__GIVEN INFORMATION__

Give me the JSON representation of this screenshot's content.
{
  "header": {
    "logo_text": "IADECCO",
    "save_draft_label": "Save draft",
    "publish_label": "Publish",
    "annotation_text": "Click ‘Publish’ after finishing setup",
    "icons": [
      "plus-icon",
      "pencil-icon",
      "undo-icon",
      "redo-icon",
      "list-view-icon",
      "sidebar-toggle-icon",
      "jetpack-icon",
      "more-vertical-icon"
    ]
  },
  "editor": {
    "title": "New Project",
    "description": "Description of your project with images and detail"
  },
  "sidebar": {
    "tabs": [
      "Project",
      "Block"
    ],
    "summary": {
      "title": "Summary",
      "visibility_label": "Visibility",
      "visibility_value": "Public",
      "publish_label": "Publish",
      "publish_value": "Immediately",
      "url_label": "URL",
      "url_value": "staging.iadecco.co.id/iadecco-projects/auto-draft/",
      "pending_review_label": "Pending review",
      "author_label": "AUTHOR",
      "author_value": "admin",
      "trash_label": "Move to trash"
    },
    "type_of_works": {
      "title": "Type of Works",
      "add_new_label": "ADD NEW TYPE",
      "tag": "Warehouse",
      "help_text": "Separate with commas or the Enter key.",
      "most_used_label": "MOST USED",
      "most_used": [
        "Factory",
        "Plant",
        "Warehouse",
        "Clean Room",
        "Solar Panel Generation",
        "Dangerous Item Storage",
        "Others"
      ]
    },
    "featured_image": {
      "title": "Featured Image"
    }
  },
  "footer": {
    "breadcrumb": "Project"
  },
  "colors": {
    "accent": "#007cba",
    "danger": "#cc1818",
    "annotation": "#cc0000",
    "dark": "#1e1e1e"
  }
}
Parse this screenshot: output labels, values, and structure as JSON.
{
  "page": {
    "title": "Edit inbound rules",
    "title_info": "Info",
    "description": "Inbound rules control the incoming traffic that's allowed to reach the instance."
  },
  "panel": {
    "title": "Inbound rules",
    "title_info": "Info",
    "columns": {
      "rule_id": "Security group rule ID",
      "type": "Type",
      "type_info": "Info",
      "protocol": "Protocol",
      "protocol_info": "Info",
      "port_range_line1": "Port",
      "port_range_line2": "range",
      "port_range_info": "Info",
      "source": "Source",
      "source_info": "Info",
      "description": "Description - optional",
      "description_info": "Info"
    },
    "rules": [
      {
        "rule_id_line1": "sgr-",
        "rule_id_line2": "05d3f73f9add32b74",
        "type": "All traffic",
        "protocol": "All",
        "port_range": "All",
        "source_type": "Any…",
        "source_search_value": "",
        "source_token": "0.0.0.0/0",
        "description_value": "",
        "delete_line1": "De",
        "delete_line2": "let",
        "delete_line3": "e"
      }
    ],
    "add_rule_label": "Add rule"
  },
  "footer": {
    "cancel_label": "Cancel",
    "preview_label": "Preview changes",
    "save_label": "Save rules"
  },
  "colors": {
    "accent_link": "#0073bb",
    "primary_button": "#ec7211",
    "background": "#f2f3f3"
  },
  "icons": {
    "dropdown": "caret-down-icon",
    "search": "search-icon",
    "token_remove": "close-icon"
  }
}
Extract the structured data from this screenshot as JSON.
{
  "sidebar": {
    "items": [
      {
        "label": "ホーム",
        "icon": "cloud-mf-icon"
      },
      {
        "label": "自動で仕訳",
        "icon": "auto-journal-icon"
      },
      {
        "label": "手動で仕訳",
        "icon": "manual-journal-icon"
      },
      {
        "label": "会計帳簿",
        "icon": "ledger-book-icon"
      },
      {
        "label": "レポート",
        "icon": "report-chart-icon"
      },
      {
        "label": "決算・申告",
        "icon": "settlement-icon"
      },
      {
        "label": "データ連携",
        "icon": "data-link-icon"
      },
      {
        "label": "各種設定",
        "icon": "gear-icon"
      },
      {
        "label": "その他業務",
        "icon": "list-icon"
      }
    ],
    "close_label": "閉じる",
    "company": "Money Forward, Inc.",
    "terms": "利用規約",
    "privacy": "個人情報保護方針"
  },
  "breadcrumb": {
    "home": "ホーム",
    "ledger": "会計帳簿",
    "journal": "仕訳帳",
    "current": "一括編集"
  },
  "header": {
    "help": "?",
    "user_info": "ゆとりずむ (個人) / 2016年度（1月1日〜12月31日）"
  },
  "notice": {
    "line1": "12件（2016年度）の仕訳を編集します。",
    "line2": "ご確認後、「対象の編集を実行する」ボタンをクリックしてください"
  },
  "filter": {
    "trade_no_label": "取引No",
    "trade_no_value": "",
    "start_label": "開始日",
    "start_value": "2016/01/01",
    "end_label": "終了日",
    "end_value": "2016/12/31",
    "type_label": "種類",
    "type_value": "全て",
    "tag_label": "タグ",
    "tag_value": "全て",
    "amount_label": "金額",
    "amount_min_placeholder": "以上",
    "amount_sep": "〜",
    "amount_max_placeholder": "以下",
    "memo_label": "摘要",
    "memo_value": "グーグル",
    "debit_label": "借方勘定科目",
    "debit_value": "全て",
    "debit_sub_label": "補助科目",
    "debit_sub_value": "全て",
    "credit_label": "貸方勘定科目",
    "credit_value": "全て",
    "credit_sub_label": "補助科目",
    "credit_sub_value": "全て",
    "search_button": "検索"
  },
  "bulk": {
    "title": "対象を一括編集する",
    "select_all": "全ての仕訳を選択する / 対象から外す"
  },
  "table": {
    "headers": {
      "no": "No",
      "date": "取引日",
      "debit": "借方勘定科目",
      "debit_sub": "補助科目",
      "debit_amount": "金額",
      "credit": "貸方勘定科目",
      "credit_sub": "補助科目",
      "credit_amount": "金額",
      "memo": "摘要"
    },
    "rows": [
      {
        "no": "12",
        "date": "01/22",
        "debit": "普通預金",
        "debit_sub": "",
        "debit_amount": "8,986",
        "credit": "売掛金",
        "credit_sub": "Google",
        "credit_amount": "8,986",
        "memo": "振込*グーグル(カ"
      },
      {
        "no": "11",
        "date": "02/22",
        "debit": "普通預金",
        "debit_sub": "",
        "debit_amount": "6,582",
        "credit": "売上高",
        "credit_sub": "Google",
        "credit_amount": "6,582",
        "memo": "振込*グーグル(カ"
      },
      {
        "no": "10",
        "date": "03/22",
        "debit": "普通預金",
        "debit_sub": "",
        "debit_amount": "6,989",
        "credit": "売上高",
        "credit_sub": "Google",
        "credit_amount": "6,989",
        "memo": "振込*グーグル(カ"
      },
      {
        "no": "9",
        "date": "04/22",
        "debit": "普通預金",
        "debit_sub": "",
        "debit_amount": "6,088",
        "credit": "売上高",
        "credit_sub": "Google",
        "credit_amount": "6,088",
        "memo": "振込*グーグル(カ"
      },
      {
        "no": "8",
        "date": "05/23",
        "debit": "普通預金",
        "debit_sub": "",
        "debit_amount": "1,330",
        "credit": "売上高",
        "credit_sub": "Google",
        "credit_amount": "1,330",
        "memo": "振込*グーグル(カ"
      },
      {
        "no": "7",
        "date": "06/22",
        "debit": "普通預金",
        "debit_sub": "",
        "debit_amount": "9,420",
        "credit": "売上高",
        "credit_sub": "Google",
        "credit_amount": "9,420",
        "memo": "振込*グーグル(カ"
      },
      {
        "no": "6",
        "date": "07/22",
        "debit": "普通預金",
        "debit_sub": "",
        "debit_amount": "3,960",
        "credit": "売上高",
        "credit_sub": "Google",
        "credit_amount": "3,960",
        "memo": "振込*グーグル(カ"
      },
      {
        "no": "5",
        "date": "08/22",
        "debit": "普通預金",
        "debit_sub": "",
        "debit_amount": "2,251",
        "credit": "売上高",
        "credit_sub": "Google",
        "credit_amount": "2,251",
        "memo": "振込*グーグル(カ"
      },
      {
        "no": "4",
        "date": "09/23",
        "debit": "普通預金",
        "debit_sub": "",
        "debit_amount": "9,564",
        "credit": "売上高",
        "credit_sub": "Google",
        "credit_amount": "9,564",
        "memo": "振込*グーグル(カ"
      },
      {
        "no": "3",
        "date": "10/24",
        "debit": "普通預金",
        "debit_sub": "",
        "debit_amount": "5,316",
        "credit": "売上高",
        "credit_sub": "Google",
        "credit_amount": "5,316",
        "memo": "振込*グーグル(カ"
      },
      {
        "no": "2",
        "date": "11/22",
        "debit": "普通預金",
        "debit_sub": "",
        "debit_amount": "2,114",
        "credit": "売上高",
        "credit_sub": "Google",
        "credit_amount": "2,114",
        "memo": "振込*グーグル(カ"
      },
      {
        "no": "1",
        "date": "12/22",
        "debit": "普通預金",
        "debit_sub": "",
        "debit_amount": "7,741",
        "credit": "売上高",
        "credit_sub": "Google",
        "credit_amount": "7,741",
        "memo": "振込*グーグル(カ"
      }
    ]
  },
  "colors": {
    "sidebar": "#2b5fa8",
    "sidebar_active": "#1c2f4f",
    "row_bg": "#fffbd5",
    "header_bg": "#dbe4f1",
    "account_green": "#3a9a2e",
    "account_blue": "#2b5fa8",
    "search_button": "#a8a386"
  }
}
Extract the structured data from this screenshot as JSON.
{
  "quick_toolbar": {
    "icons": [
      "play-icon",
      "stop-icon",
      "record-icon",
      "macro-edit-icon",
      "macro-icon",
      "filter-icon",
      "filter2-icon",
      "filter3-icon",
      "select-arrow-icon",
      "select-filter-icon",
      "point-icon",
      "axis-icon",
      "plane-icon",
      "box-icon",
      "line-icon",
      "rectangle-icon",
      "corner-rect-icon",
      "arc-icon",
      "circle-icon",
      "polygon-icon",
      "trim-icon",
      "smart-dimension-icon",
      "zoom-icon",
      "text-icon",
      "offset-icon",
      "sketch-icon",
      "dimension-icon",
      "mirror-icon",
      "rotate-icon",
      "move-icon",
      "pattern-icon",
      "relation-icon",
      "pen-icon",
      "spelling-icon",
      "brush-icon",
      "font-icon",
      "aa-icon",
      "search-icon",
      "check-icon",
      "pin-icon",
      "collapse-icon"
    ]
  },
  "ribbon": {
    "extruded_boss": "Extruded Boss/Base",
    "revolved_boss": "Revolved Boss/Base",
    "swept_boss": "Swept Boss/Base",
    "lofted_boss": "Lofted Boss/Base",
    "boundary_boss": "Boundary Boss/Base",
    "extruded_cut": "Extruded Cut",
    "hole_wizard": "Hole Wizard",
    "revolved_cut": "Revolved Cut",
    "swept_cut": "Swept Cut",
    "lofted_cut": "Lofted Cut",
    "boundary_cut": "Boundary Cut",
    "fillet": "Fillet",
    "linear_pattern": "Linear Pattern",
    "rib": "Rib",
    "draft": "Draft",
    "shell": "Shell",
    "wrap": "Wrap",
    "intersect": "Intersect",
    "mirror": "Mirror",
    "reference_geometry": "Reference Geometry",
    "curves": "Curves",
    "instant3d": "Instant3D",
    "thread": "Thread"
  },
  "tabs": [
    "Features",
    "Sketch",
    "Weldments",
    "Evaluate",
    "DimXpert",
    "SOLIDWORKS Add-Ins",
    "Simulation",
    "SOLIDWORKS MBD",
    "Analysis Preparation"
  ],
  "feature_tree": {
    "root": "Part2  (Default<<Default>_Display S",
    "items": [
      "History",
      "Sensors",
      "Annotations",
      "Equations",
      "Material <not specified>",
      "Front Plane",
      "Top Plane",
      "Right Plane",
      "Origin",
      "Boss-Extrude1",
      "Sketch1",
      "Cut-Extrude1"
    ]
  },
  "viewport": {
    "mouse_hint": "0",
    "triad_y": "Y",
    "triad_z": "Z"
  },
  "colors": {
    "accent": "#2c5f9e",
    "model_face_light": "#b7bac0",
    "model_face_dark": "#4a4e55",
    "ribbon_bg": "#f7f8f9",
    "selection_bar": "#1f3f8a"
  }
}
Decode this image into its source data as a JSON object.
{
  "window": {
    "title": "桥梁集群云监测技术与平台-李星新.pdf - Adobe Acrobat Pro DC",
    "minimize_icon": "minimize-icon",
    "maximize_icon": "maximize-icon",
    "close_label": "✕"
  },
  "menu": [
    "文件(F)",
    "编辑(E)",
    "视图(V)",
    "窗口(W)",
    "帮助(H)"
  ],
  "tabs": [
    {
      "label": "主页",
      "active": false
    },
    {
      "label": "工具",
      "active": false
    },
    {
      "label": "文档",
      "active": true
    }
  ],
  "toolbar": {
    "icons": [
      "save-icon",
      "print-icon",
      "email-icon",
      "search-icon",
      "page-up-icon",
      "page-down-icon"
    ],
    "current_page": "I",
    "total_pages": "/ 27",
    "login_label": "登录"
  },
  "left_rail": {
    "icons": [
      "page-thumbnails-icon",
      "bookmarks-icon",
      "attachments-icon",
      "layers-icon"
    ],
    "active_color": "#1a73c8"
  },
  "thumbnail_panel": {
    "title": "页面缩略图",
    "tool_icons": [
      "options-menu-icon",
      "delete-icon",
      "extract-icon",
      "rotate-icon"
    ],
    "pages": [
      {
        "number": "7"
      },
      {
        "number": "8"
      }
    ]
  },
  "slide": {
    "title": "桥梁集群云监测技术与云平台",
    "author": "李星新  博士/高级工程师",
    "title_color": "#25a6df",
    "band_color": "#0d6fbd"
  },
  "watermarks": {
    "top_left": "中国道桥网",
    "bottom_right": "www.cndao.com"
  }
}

__WHAT THIS TASK INVOLVES__
Exactly as written, give the line containing "Decode this image" and all remaining lines of the records.

__SOLUTION FOR THIS PROBLEM__
Decode this image into its source data as a JSON object.
{
  "window": {
    "title": "桥梁集群云监测技术与平台-李星新.pdf - Adobe Acrobat Pro DC",
    "minimize_icon": "minimize-icon",
    "maximize_icon": "maximize-icon",
    "close_label": "✕"
  },
  "menu": [
    "文件(F)",
    "编辑(E)",
    "视图(V)",
    "窗口(W)",
    "帮助(H)"
  ],
  "tabs": [
    {
      "label": "主页",
      "active": false
    },
    {
      "label": "工具",
      "active": false
    },
    {
      "label": "文档",
      "active": true
    }
  ],
  "toolbar": {
    "icons": [
      "save-icon",
      "print-icon",
      "email-icon",
      "search-icon",
      "page-up-icon",
      "page-down-icon"
    ],
    "current_page": "I",
    "total_pages": "/ 27",
    "login_label": "登录"
  },
  "left_rail": {
    "icons": [
      "page-thumbnails-icon",
      "bookmarks-icon",
      "attachments-icon",
      "layers-icon"
    ],
    "active_color": "#1a73c8"
  },
  "thumbnail_panel": {
    "title": "页面缩略图",
    "tool_icons": [
      "options-menu-icon",
      "delete-icon",
      "extract-icon",
      "rotate-icon"
    ],
    "pages": [
      {
        "number": "7"
      },
      {
        "number": "8"
      }
    ]
  },
  "slide": {
    "title": "桥梁集群云监测技术与云平台",
    "author": "李星新  博士/高级工程师",
    "title_color": "#25a6df",
    "band_color": "#0d6fbd"
  },
  "watermarks": {
    "top_left": "中国道桥网",
    "bottom_right": "www.cndao.com"
  }
}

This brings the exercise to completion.